Start Supplied material

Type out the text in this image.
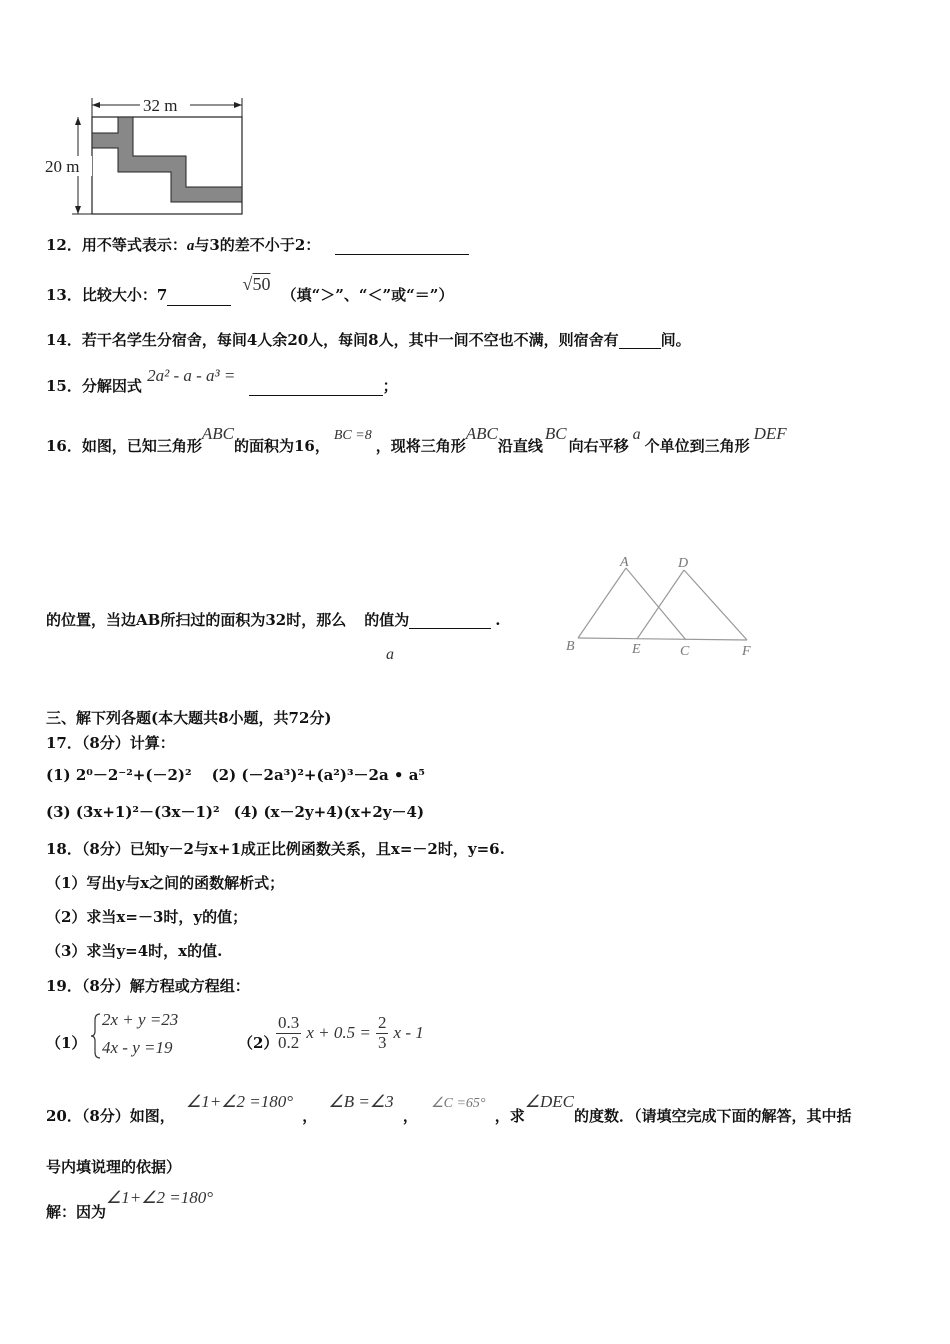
32 m
20 m
12．用不等式表示：a与3的差不小于2：
13．比较大小：7 √50 （填“＞”、“＜”或“＝”）
14．若干名学生分宿舍，每间4人余20人，每间8人，其中一间不空也不满，则宿舍有	间。
15．分解因式 2a² - a - a³ = ；
16．如图，已知三角形ABC的面积为16，BC =8，现将三角形ABC沿直线BC向右平移a个单位到三角形DEF
的位置，当边AB所扫过的面积为32时，那么 的值为	.
a
A	D
B	E	C	F
三、解下列各题(本大题共8小题，共72分)
17．（8分）计算：
(1) 2⁰－2⁻²+(－2)² (2) (－2a³)²+(a²)³－2a • a⁵
(3) (3x+1)²－(3x－1)² (4) (x－2y+4)(x+2y－4)
18．（8分）已知y－2与x+1成正比例函数关系，且x=－2时，y=6.
（1）写出y与x之间的函数解析式；
（2）求当x=－3时，y的值；
（3）求当y=4时，x的值.
19．（8分）解方程或方程组：
（1）
2x + y =23
4x - y =19	（2）
$\frac{0.3}{0.2}$ $x + 0.5 = \frac{2}{3}$ x - 1
20．（8分）如图， ∠1+∠2 =180° ， ∠B =∠3 ， ∠C =65° ，求∠DEC的度数．（请填空完成下面的解答，其中括
号内填说理的依据）
解：因为∠1+∠2 =180°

End Supplied material

• [What this task involves] Repeat each entry exactly as it appears; skip any picture.

• [Written answer]
Type out the text in this image.
32 m
20 m
12．用不等式表示：a与3的差不小于2：
13．比较大小：7 √50 （填“＞”、“＜”或“＝”）
14．若干名学生分宿舍，每间4人余20人，每间8人，其中一间不空也不满，则宿舍有	间。
15．分解因式 2a² - a - a³ = ；
16．如图，已知三角形ABC的面积为16，BC =8，现将三角形ABC沿直线BC向右平移a个单位到三角形DEF
的位置，当边AB所扫过的面积为32时，那么 的值为	.
a
A	D
B	E	C	F
三、解下列各题(本大题共8小题，共72分)
17．（8分）计算：
(1) 2⁰－2⁻²+(－2)² (2) (－2a³)²+(a²)³－2a • a⁵
(3) (3x+1)²－(3x－1)² (4) (x－2y+4)(x+2y－4)
18．（8分）已知y－2与x+1成正比例函数关系，且x=－2时，y=6.
（1）写出y与x之间的函数解析式；
（2）求当x=－3时，y的值；
（3）求当y=4时，x的值.
19．（8分）解方程或方程组：
（1）
2x + y =23
4x - y =19	（2）
$\frac{0.3}{0.2}$ $x + 0.5 = \frac{2}{3}$ x - 1
20．（8分）如图， ∠1+∠2 =180° ， ∠B =∠3 ， ∠C =65° ，求∠DEC的度数．（请填空完成下面的解答，其中括
号内填说理的依据）
解：因为∠1+∠2 =180°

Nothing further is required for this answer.